(Data entries for graphics)
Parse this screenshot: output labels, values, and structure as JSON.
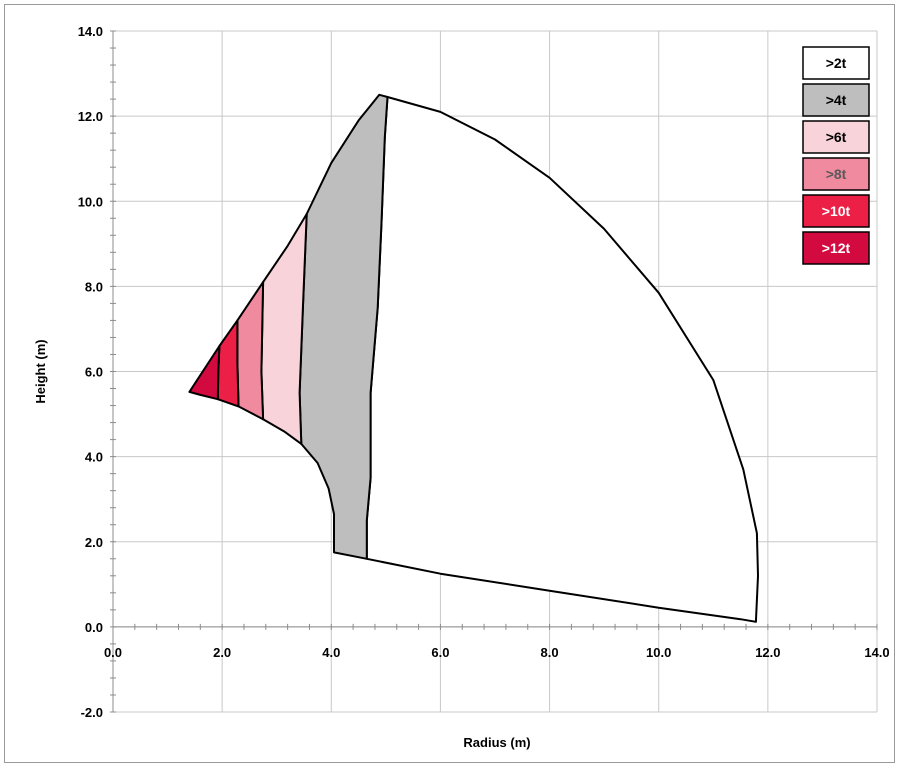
{
  "chart_data": {
    "type": "area",
    "title": "",
    "xlabel": "Radius (m)",
    "ylabel": "Height (m)",
    "xlim": [
      0.0,
      14.0
    ],
    "ylim": [
      -2.0,
      14.0
    ],
    "x_ticks": [
      "0.0",
      "2.0",
      "4.0",
      "6.0",
      "8.0",
      "10.0",
      "12.0",
      "14.0"
    ],
    "y_ticks": [
      "-2.0",
      "0.0",
      "2.0",
      "4.0",
      "6.0",
      "8.0",
      "10.0",
      "12.0",
      "14.0"
    ],
    "grid": true,
    "legend_placement": "top-right",
    "series": [
      {
        "name": ">2t",
        "color": "#ffffff",
        "text_color": "#000000",
        "points": [
          [
            5.03,
            12.45
          ],
          [
            6.0,
            12.1
          ],
          [
            7.0,
            11.45
          ],
          [
            8.0,
            10.55
          ],
          [
            9.0,
            9.35
          ],
          [
            10.0,
            7.85
          ],
          [
            11.0,
            5.8
          ],
          [
            11.55,
            3.7
          ],
          [
            11.8,
            2.2
          ],
          [
            11.82,
            1.2
          ],
          [
            11.78,
            0.12
          ],
          [
            11.5,
            0.18
          ],
          [
            10.0,
            0.45
          ],
          [
            8.0,
            0.85
          ],
          [
            6.0,
            1.25
          ],
          [
            4.65,
            1.6
          ],
          [
            4.65,
            2.5
          ],
          [
            4.72,
            3.5
          ],
          [
            4.72,
            5.5
          ],
          [
            4.85,
            7.5
          ],
          [
            4.92,
            9.5
          ],
          [
            4.98,
            11.5
          ],
          [
            5.03,
            12.45
          ]
        ]
      },
      {
        "name": ">4t",
        "color": "#bebebe",
        "text_color": "#000000",
        "points": [
          [
            3.55,
            9.7
          ],
          [
            4.0,
            10.9
          ],
          [
            4.5,
            11.9
          ],
          [
            4.88,
            12.5
          ],
          [
            5.03,
            12.45
          ],
          [
            4.98,
            11.5
          ],
          [
            4.92,
            9.5
          ],
          [
            4.85,
            7.5
          ],
          [
            4.72,
            5.5
          ],
          [
            4.72,
            3.5
          ],
          [
            4.65,
            2.5
          ],
          [
            4.65,
            1.6
          ],
          [
            4.05,
            1.75
          ],
          [
            4.05,
            2.65
          ],
          [
            3.95,
            3.25
          ],
          [
            3.75,
            3.85
          ],
          [
            3.45,
            4.3
          ],
          [
            3.42,
            5.5
          ],
          [
            3.48,
            7.5
          ],
          [
            3.55,
            9.7
          ]
        ]
      },
      {
        "name": ">6t",
        "color": "#f8d3da",
        "text_color": "#000000",
        "points": [
          [
            2.75,
            8.1
          ],
          [
            3.2,
            8.95
          ],
          [
            3.55,
            9.7
          ],
          [
            3.48,
            7.5
          ],
          [
            3.42,
            5.5
          ],
          [
            3.45,
            4.3
          ],
          [
            3.15,
            4.58
          ],
          [
            2.75,
            4.88
          ],
          [
            2.72,
            6.0
          ],
          [
            2.75,
            8.1
          ]
        ]
      },
      {
        "name": ">8t",
        "color": "#f08a9e",
        "text_color": "#5a5a5a",
        "points": [
          [
            2.28,
            7.2
          ],
          [
            2.75,
            8.1
          ],
          [
            2.72,
            6.0
          ],
          [
            2.75,
            4.88
          ],
          [
            2.3,
            5.18
          ],
          [
            2.28,
            6.2
          ],
          [
            2.28,
            7.2
          ]
        ]
      },
      {
        "name": ">10t",
        "color": "#ec1f47",
        "text_color": "#ffffff",
        "points": [
          [
            1.95,
            6.6
          ],
          [
            2.28,
            7.2
          ],
          [
            2.28,
            6.2
          ],
          [
            2.3,
            5.18
          ],
          [
            1.92,
            5.35
          ],
          [
            1.93,
            6.0
          ],
          [
            1.95,
            6.6
          ]
        ]
      },
      {
        "name": ">12t",
        "color": "#d20a40",
        "text_color": "#ffffff",
        "points": [
          [
            1.4,
            5.52
          ],
          [
            1.95,
            6.6
          ],
          [
            1.93,
            6.0
          ],
          [
            1.92,
            5.35
          ],
          [
            1.6,
            5.45
          ],
          [
            1.4,
            5.52
          ]
        ]
      }
    ]
  }
}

**Task brief**
Reproduce the entries above without change, omitting all pictures.

**Response**
Parse this screenshot: output labels, values, and structure as JSON.
{
  "chart_data": {
    "type": "area",
    "title": "",
    "xlabel": "Radius (m)",
    "ylabel": "Height (m)",
    "xlim": [
      0.0,
      14.0
    ],
    "ylim": [
      -2.0,
      14.0
    ],
    "x_ticks": [
      "0.0",
      "2.0",
      "4.0",
      "6.0",
      "8.0",
      "10.0",
      "12.0",
      "14.0"
    ],
    "y_ticks": [
      "-2.0",
      "0.0",
      "2.0",
      "4.0",
      "6.0",
      "8.0",
      "10.0",
      "12.0",
      "14.0"
    ],
    "grid": true,
    "legend_placement": "top-right",
    "series": [
      {
        "name": ">2t",
        "color": "#ffffff",
        "text_color": "#000000",
        "points": [
          [
            5.03,
            12.45
          ],
          [
            6.0,
            12.1
          ],
          [
            7.0,
            11.45
          ],
          [
            8.0,
            10.55
          ],
          [
            9.0,
            9.35
          ],
          [
            10.0,
            7.85
          ],
          [
            11.0,
            5.8
          ],
          [
            11.55,
            3.7
          ],
          [
            11.8,
            2.2
          ],
          [
            11.82,
            1.2
          ],
          [
            11.78,
            0.12
          ],
          [
            11.5,
            0.18
          ],
          [
            10.0,
            0.45
          ],
          [
            8.0,
            0.85
          ],
          [
            6.0,
            1.25
          ],
          [
            4.65,
            1.6
          ],
          [
            4.65,
            2.5
          ],
          [
            4.72,
            3.5
          ],
          [
            4.72,
            5.5
          ],
          [
            4.85,
            7.5
          ],
          [
            4.92,
            9.5
          ],
          [
            4.98,
            11.5
          ],
          [
            5.03,
            12.45
          ]
        ]
      },
      {
        "name": ">4t",
        "color": "#bebebe",
        "text_color": "#000000",
        "points": [
          [
            3.55,
            9.7
          ],
          [
            4.0,
            10.9
          ],
          [
            4.5,
            11.9
          ],
          [
            4.88,
            12.5
          ],
          [
            5.03,
            12.45
          ],
          [
            4.98,
            11.5
          ],
          [
            4.92,
            9.5
          ],
          [
            4.85,
            7.5
          ],
          [
            4.72,
            5.5
          ],
          [
            4.72,
            3.5
          ],
          [
            4.65,
            2.5
          ],
          [
            4.65,
            1.6
          ],
          [
            4.05,
            1.75
          ],
          [
            4.05,
            2.65
          ],
          [
            3.95,
            3.25
          ],
          [
            3.75,
            3.85
          ],
          [
            3.45,
            4.3
          ],
          [
            3.42,
            5.5
          ],
          [
            3.48,
            7.5
          ],
          [
            3.55,
            9.7
          ]
        ]
      },
      {
        "name": ">6t",
        "color": "#f8d3da",
        "text_color": "#000000",
        "points": [
          [
            2.75,
            8.1
          ],
          [
            3.2,
            8.95
          ],
          [
            3.55,
            9.7
          ],
          [
            3.48,
            7.5
          ],
          [
            3.42,
            5.5
          ],
          [
            3.45,
            4.3
          ],
          [
            3.15,
            4.58
          ],
          [
            2.75,
            4.88
          ],
          [
            2.72,
            6.0
          ],
          [
            2.75,
            8.1
          ]
        ]
      },
      {
        "name": ">8t",
        "color": "#f08a9e",
        "text_color": "#5a5a5a",
        "points": [
          [
            2.28,
            7.2
          ],
          [
            2.75,
            8.1
          ],
          [
            2.72,
            6.0
          ],
          [
            2.75,
            4.88
          ],
          [
            2.3,
            5.18
          ],
          [
            2.28,
            6.2
          ],
          [
            2.28,
            7.2
          ]
        ]
      },
      {
        "name": ">10t",
        "color": "#ec1f47",
        "text_color": "#ffffff",
        "points": [
          [
            1.95,
            6.6
          ],
          [
            2.28,
            7.2
          ],
          [
            2.28,
            6.2
          ],
          [
            2.3,
            5.18
          ],
          [
            1.92,
            5.35
          ],
          [
            1.93,
            6.0
          ],
          [
            1.95,
            6.6
          ]
        ]
      },
      {
        "name": ">12t",
        "color": "#d20a40",
        "text_color": "#ffffff",
        "points": [
          [
            1.4,
            5.52
          ],
          [
            1.95,
            6.6
          ],
          [
            1.93,
            6.0
          ],
          [
            1.92,
            5.35
          ],
          [
            1.6,
            5.45
          ],
          [
            1.4,
            5.52
          ]
        ]
      }
    ]
  }
}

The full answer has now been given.